[Instructions to follow] Give, as a bare number, the count of lines that contain the word "content".

>>

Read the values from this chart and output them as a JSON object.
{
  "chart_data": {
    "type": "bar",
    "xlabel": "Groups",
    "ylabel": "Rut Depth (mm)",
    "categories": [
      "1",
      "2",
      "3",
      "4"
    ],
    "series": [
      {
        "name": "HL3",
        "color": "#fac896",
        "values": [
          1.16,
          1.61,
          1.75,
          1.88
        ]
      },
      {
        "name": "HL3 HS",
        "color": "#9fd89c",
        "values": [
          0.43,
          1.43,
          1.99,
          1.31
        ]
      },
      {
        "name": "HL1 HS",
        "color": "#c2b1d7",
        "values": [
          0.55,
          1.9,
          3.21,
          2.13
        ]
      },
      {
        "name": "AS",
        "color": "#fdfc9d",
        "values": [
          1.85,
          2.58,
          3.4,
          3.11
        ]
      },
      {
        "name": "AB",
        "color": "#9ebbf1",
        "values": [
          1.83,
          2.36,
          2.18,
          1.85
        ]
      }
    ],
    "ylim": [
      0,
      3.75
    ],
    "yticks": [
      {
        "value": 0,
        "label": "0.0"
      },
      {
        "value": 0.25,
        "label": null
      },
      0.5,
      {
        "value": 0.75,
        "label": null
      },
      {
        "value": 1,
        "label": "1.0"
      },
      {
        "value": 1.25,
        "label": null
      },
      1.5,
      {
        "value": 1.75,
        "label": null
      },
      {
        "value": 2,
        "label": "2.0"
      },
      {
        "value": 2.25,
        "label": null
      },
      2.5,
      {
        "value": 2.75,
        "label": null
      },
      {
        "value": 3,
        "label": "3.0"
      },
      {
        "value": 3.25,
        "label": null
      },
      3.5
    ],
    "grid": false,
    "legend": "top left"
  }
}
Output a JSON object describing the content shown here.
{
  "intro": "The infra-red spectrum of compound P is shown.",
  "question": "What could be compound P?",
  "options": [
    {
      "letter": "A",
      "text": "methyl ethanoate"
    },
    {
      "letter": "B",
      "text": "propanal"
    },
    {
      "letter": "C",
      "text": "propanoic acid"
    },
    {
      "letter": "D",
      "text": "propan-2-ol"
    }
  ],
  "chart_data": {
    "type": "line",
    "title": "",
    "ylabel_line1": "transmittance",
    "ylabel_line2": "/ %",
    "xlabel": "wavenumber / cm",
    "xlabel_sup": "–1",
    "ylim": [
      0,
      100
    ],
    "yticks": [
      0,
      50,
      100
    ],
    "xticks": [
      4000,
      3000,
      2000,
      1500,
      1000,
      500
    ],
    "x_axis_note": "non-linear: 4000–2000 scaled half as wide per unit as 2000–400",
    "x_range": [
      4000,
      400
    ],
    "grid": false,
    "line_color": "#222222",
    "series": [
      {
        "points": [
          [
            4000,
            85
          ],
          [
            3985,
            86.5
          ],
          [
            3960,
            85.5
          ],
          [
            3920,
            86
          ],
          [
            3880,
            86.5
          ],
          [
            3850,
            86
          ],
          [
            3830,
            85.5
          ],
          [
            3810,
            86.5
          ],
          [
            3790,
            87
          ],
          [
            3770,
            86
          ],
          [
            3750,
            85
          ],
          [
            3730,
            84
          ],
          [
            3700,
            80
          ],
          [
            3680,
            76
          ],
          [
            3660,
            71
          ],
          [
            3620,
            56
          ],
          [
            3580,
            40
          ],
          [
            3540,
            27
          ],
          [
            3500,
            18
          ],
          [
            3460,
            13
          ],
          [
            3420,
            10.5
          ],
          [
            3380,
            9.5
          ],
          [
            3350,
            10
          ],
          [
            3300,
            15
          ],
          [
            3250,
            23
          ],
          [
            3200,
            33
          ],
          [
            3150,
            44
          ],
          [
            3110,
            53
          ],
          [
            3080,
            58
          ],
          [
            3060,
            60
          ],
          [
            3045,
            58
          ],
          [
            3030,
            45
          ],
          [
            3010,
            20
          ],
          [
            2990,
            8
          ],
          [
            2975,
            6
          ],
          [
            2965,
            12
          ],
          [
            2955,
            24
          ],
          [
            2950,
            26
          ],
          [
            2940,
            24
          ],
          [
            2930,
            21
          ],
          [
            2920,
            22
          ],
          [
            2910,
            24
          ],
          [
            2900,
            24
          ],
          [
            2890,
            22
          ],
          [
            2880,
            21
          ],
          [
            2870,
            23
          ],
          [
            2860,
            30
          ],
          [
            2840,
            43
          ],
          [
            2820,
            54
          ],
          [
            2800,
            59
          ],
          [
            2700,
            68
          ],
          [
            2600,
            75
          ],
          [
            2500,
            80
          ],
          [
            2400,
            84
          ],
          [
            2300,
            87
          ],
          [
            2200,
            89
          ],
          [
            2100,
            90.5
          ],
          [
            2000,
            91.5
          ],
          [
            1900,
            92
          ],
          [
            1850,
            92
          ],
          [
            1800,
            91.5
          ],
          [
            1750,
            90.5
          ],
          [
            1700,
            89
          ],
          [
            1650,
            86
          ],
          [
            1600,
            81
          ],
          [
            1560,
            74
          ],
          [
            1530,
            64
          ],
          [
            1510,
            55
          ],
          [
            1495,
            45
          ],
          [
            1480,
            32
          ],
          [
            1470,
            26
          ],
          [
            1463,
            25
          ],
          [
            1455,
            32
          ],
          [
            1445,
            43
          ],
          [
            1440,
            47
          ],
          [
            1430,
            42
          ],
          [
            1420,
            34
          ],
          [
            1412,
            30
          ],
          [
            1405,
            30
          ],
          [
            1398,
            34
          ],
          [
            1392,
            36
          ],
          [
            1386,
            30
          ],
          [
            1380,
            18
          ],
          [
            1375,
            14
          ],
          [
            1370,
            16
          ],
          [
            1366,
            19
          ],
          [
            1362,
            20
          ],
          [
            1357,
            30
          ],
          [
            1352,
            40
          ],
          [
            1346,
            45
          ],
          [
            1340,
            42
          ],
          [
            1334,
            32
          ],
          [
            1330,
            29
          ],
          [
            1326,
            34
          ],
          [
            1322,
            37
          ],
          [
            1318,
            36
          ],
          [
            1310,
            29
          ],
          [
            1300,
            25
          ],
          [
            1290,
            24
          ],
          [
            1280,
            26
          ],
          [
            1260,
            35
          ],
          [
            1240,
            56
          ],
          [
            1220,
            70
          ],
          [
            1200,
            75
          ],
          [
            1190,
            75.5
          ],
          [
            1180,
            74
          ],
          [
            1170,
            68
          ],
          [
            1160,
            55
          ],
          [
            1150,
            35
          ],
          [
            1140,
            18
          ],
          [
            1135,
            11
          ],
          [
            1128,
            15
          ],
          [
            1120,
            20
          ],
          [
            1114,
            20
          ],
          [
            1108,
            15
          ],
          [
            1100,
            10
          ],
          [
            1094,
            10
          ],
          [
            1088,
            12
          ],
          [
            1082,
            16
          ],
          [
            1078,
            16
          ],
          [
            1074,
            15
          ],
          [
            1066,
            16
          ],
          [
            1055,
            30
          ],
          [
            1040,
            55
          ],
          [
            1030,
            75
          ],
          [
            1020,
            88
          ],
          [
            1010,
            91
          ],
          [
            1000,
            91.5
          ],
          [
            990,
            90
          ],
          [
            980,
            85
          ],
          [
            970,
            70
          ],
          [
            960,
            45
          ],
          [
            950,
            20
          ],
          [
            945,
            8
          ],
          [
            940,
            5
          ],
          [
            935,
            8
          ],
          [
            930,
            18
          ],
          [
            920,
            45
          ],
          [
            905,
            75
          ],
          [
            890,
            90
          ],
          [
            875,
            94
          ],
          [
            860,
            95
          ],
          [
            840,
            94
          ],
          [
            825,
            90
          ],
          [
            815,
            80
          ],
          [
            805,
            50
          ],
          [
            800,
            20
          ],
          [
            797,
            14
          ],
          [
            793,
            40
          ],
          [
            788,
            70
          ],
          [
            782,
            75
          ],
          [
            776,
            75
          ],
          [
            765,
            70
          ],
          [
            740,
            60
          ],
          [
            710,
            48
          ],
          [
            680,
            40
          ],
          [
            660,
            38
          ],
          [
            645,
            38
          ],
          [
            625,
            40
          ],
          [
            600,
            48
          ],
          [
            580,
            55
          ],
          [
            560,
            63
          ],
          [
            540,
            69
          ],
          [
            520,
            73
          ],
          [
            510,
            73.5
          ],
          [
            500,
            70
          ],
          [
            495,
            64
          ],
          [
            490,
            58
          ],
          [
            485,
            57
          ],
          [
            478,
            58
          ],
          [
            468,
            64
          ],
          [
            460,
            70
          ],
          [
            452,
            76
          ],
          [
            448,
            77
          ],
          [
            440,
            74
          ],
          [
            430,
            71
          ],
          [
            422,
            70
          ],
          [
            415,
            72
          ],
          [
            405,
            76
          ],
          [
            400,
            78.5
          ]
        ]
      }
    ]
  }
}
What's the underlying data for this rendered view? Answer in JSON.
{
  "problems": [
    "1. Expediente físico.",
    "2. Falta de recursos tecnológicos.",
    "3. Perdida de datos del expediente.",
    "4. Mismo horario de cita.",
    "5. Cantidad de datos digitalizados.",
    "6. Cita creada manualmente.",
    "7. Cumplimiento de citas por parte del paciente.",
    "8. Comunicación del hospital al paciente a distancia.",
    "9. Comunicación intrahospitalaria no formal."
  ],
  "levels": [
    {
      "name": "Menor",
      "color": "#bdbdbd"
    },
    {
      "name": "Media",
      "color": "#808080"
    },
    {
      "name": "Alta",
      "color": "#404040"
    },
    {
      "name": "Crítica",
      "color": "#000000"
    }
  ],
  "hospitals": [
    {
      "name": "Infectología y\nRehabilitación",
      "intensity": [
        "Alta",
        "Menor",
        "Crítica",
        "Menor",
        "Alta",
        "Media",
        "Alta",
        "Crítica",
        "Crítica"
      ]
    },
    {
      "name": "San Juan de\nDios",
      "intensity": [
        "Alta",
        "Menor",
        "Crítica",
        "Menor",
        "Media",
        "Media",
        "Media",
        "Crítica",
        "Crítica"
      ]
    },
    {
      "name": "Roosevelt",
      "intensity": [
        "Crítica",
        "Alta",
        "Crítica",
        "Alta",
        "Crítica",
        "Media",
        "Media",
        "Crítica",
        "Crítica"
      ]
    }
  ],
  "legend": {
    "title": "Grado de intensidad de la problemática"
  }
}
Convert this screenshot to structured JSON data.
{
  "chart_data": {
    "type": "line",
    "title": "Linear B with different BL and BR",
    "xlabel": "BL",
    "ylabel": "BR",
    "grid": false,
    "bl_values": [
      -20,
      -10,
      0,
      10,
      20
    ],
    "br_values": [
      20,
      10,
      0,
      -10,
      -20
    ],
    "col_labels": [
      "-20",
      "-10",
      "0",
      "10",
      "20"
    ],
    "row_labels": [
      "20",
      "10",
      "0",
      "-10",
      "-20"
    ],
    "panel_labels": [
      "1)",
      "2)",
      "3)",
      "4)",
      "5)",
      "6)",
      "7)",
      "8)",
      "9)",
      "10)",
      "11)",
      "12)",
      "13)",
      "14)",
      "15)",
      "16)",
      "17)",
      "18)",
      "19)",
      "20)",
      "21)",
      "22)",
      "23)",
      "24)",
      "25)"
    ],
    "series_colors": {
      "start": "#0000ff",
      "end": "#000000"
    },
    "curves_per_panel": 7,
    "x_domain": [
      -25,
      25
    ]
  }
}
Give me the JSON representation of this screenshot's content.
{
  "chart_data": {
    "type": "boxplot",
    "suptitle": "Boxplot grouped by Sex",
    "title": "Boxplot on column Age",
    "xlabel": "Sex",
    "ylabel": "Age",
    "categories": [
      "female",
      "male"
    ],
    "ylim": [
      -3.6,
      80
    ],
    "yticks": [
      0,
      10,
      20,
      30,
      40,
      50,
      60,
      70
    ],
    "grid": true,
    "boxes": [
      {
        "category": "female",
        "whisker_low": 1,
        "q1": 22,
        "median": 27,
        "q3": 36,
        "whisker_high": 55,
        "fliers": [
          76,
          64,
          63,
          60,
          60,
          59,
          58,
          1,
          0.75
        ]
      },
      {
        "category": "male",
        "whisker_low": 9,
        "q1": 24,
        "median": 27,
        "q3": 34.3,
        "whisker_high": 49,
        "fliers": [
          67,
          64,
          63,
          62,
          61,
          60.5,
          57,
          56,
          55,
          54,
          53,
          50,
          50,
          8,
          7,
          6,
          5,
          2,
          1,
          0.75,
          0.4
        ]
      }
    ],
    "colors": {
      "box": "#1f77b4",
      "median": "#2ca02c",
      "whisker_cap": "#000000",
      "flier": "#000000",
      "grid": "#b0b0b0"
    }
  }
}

<<

[Answer to this task] 2